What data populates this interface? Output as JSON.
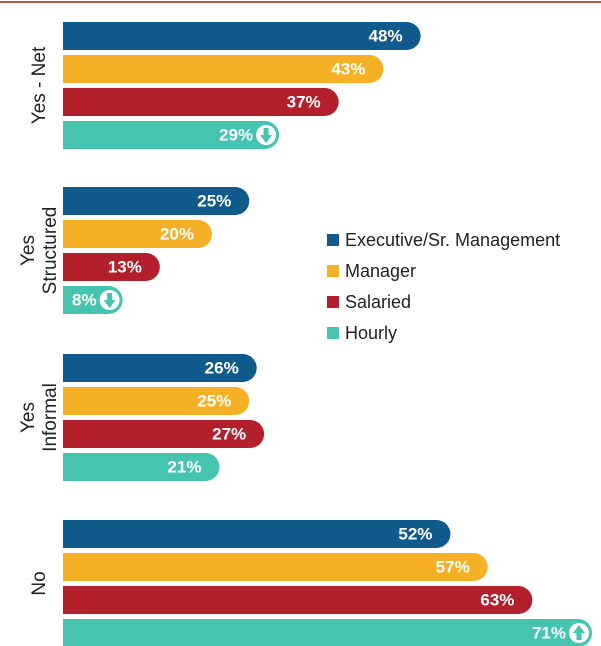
{
  "chart_data": {
    "type": "hbar",
    "categories": [
      [
        "Yes - Net"
      ],
      [
        "Yes",
        "Structured"
      ],
      [
        "Yes",
        "Informal"
      ],
      [
        "No"
      ]
    ],
    "series": [
      {
        "name": "Executive/Sr. Management",
        "color": "#115a8c",
        "values": [
          48,
          25,
          26,
          52
        ],
        "value_labels": [
          "48%",
          "25%",
          "26%",
          "52%"
        ]
      },
      {
        "name": "Manager",
        "color": "#f6b026",
        "values": [
          43,
          20,
          25,
          57
        ],
        "value_labels": [
          "43%",
          "20%",
          "25%",
          "57%"
        ]
      },
      {
        "name": "Salaried",
        "color": "#b3202b",
        "values": [
          37,
          13,
          27,
          63
        ],
        "value_labels": [
          "37%",
          "13%",
          "27%",
          "63%"
        ]
      },
      {
        "name": "Hourly",
        "color": "#45c4b0",
        "values": [
          29,
          8,
          21,
          71
        ],
        "value_labels": [
          "29%",
          "8%",
          "21%",
          "71%"
        ],
        "markers": [
          "down",
          "down",
          null,
          "up"
        ]
      }
    ],
    "legend": "right"
  }
}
-- -- --
** EXERCISE TASK **
Write out all the entries exactly, except for the pictures.

** WORKED ANSWER **
What data populates this interface? Output as JSON.
{
  "chart_data": {
    "type": "hbar",
    "categories": [
      [
        "Yes - Net"
      ],
      [
        "Yes",
        "Structured"
      ],
      [
        "Yes",
        "Informal"
      ],
      [
        "No"
      ]
    ],
    "series": [
      {
        "name": "Executive/Sr. Management",
        "color": "#115a8c",
        "values": [
          48,
          25,
          26,
          52
        ],
        "value_labels": [
          "48%",
          "25%",
          "26%",
          "52%"
        ]
      },
      {
        "name": "Manager",
        "color": "#f6b026",
        "values": [
          43,
          20,
          25,
          57
        ],
        "value_labels": [
          "43%",
          "20%",
          "25%",
          "57%"
        ]
      },
      {
        "name": "Salaried",
        "color": "#b3202b",
        "values": [
          37,
          13,
          27,
          63
        ],
        "value_labels": [
          "37%",
          "13%",
          "27%",
          "63%"
        ]
      },
      {
        "name": "Hourly",
        "color": "#45c4b0",
        "values": [
          29,
          8,
          21,
          71
        ],
        "value_labels": [
          "29%",
          "8%",
          "21%",
          "71%"
        ],
        "markers": [
          "down",
          "down",
          null,
          "up"
        ]
      }
    ],
    "legend": "right"
  }
}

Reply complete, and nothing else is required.